WHAT YOU NEED TO DO
The records that follow need to be output exactly as they are.

○ ○ ○

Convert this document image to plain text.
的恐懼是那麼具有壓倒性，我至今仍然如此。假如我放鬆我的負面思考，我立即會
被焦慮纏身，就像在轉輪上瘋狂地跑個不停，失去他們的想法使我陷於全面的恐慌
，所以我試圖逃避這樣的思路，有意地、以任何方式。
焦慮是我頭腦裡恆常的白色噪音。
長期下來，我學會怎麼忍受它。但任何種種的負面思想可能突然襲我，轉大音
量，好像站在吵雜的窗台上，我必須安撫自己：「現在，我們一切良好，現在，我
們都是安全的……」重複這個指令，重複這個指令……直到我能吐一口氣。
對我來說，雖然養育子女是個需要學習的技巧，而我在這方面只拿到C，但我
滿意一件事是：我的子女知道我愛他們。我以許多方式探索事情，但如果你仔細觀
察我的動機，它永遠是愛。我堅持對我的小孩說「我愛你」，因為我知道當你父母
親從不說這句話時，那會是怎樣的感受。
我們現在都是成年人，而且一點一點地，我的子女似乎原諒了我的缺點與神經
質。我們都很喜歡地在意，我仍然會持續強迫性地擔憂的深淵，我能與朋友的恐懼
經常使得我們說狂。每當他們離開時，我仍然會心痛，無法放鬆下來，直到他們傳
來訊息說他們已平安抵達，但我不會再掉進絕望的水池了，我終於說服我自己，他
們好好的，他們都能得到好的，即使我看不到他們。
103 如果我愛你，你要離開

○ ○ ○

RESULT BELOW
Convert this document image to plain text.
的恐懼是那麼具有壓倒性，我至今仍然如此。假如我放鬆我的負面思考，我立即會
被焦慮纏身，就像在轉輪上瘋狂地跑個不停，失去他們的想法使我陷於全面的恐慌
，所以我試圖逃避這樣的思路，有意地、以任何方式。
焦慮是我頭腦裡恆常的白色噪音。
長期下來，我學會怎麼忍受它。但任何種種的負面思想可能突然襲我，轉大音
量，好像站在吵雜的窗台上，我必須安撫自己：「現在，我們一切良好，現在，我
們都是安全的……」重複這個指令，重複這個指令……直到我能吐一口氣。
對我來說，雖然養育子女是個需要學習的技巧，而我在這方面只拿到C，但我
滿意一件事是：我的子女知道我愛他們。我以許多方式探索事情，但如果你仔細觀
察我的動機，它永遠是愛。我堅持對我的小孩說「我愛你」，因為我知道當你父母
親從不說這句話時，那會是怎樣的感受。
我們現在都是成年人，而且一點一點地，我的子女似乎原諒了我的缺點與神經
質。我們都很喜歡地在意，我仍然會持續強迫性地擔憂的深淵，我能與朋友的恐懼
經常使得我們說狂。每當他們離開時，我仍然會心痛，無法放鬆下來，直到他們傳
來訊息說他們已平安抵達，但我不會再掉進絕望的水池了，我終於說服我自己，他
們好好的，他們都能得到好的，即使我看不到他們。
103 如果我愛你，你要離開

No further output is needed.